* Begin Data for this exercise *

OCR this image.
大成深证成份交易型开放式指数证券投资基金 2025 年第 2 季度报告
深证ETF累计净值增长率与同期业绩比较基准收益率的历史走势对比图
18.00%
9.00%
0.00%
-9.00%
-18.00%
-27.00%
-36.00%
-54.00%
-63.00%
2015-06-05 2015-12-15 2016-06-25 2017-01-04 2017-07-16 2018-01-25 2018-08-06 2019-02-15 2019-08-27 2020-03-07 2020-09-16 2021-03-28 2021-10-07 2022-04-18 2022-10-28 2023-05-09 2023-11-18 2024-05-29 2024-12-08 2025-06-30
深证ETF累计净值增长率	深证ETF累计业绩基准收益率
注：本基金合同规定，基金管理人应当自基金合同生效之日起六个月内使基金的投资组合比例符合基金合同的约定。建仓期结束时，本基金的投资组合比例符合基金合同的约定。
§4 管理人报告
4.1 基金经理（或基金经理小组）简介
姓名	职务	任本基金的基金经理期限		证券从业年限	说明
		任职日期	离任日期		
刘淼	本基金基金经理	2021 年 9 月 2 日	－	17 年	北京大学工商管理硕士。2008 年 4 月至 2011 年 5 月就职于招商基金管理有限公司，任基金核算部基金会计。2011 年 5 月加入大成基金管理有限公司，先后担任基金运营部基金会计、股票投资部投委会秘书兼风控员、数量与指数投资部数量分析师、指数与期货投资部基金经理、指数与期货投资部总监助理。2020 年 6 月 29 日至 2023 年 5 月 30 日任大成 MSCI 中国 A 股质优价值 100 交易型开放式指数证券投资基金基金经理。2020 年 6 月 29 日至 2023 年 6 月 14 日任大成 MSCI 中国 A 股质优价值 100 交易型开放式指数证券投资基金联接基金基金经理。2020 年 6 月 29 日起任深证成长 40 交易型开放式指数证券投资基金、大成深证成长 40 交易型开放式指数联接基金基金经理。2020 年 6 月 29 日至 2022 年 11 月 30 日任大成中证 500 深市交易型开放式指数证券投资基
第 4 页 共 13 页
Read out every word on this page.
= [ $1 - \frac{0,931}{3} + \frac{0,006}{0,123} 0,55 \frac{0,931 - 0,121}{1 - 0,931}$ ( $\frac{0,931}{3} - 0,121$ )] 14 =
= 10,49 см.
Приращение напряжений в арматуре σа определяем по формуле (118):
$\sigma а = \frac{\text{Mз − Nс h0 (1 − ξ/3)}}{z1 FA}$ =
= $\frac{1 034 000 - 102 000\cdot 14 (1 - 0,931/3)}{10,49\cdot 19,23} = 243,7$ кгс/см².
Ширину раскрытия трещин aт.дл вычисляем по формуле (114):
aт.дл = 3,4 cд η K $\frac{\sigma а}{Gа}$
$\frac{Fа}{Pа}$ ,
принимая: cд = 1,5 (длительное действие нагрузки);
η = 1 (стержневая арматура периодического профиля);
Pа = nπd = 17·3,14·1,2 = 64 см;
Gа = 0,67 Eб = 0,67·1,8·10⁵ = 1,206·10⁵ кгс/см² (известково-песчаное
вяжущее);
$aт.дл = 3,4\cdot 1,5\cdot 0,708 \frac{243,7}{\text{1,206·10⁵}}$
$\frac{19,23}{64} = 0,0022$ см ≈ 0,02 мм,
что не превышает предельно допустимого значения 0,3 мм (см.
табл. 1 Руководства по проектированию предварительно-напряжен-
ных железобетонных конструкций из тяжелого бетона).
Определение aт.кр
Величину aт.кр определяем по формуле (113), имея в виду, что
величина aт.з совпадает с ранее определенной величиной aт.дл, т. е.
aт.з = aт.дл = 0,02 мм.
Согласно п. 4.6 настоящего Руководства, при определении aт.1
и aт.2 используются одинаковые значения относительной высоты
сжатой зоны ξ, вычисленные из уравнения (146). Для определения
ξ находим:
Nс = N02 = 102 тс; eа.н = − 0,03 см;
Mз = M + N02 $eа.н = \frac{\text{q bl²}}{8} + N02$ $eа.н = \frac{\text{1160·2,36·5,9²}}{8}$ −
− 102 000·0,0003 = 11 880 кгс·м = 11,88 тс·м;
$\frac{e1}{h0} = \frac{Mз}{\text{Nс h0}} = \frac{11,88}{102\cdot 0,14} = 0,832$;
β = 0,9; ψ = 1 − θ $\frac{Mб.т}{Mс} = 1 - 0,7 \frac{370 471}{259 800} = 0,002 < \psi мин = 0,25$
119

* End Data for this exercise *

### What the task requires:
From the first line to the last, please quote the material above exactly.

### Written answer:
OCR this image.
大成深证成份交易型开放式指数证券投资基金 2025 年第 2 季度报告
深证ETF累计净值增长率与同期业绩比较基准收益率的历史走势对比图
18.00%
9.00%
0.00%
-9.00%
-18.00%
-27.00%
-36.00%
-54.00%
-63.00%
2015-06-05 2015-12-15 2016-06-25 2017-01-04 2017-07-16 2018-01-25 2018-08-06 2019-02-15 2019-08-27 2020-03-07 2020-09-16 2021-03-28 2021-10-07 2022-04-18 2022-10-28 2023-05-09 2023-11-18 2024-05-29 2024-12-08 2025-06-30
深证ETF累计净值增长率	深证ETF累计业绩基准收益率
注：本基金合同规定，基金管理人应当自基金合同生效之日起六个月内使基金的投资组合比例符合基金合同的约定。建仓期结束时，本基金的投资组合比例符合基金合同的约定。
§4 管理人报告
4.1 基金经理（或基金经理小组）简介
姓名	职务	任本基金的基金经理期限		证券从业年限	说明
		任职日期	离任日期		
刘淼	本基金基金经理	2021 年 9 月 2 日	－	17 年	北京大学工商管理硕士。2008 年 4 月至 2011 年 5 月就职于招商基金管理有限公司，任基金核算部基金会计。2011 年 5 月加入大成基金管理有限公司，先后担任基金运营部基金会计、股票投资部投委会秘书兼风控员、数量与指数投资部数量分析师、指数与期货投资部基金经理、指数与期货投资部总监助理。2020 年 6 月 29 日至 2023 年 5 月 30 日任大成 MSCI 中国 A 股质优价值 100 交易型开放式指数证券投资基金基金经理。2020 年 6 月 29 日至 2023 年 6 月 14 日任大成 MSCI 中国 A 股质优价值 100 交易型开放式指数证券投资基金联接基金基金经理。2020 年 6 月 29 日起任深证成长 40 交易型开放式指数证券投资基金、大成深证成长 40 交易型开放式指数联接基金基金经理。2020 年 6 月 29 日至 2022 年 11 月 30 日任大成中证 500 深市交易型开放式指数证券投资基
第 4 页 共 13 页
Read out every word on this page.
= [ $1 - \frac{0,931}{3} + \frac{0,006}{0,123} 0,55 \frac{0,931 - 0,121}{1 - 0,931}$ ( $\frac{0,931}{3} - 0,121$ )] 14 =
= 10,49 см.
Приращение напряжений в арматуре σа определяем по формуле (118):
$\sigma а = \frac{\text{Mз − Nс h0 (1 − ξ/3)}}{z1 FA}$ =
= $\frac{1 034 000 - 102 000\cdot 14 (1 - 0,931/3)}{10,49\cdot 19,23} = 243,7$ кгс/см².
Ширину раскрытия трещин aт.дл вычисляем по формуле (114):
aт.дл = 3,4 cд η K $\frac{\sigma а}{Gа}$
$\frac{Fа}{Pа}$ ,
принимая: cд = 1,5 (длительное действие нагрузки);
η = 1 (стержневая арматура периодического профиля);
Pа = nπd = 17·3,14·1,2 = 64 см;
Gа = 0,67 Eб = 0,67·1,8·10⁵ = 1,206·10⁵ кгс/см² (известково-песчаное
вяжущее);
$aт.дл = 3,4\cdot 1,5\cdot 0,708 \frac{243,7}{\text{1,206·10⁵}}$
$\frac{19,23}{64} = 0,0022$ см ≈ 0,02 мм,
что не превышает предельно допустимого значения 0,3 мм (см.
табл. 1 Руководства по проектированию предварительно-напряжен-
ных железобетонных конструкций из тяжелого бетона).
Определение aт.кр
Величину aт.кр определяем по формуле (113), имея в виду, что
величина aт.з совпадает с ранее определенной величиной aт.дл, т. е.
aт.з = aт.дл = 0,02 мм.
Согласно п. 4.6 настоящего Руководства, при определении aт.1
и aт.2 используются одинаковые значения относительной высоты
сжатой зоны ξ, вычисленные из уравнения (146). Для определения
ξ находим:
Nс = N02 = 102 тс; eа.н = − 0,03 см;
Mз = M + N02 $eа.н = \frac{\text{q bl²}}{8} + N02$ $eа.н = \frac{\text{1160·2,36·5,9²}}{8}$ −
− 102 000·0,0003 = 11 880 кгс·м = 11,88 тс·м;
$\frac{e1}{h0} = \frac{Mз}{\text{Nс h0}} = \frac{11,88}{102\cdot 0,14} = 0,832$;
β = 0,9; ψ = 1 − θ $\frac{Mб.т}{Mс} = 1 - 0,7 \frac{370 471}{259 800} = 0,002 < \psi мин = 0,25$
119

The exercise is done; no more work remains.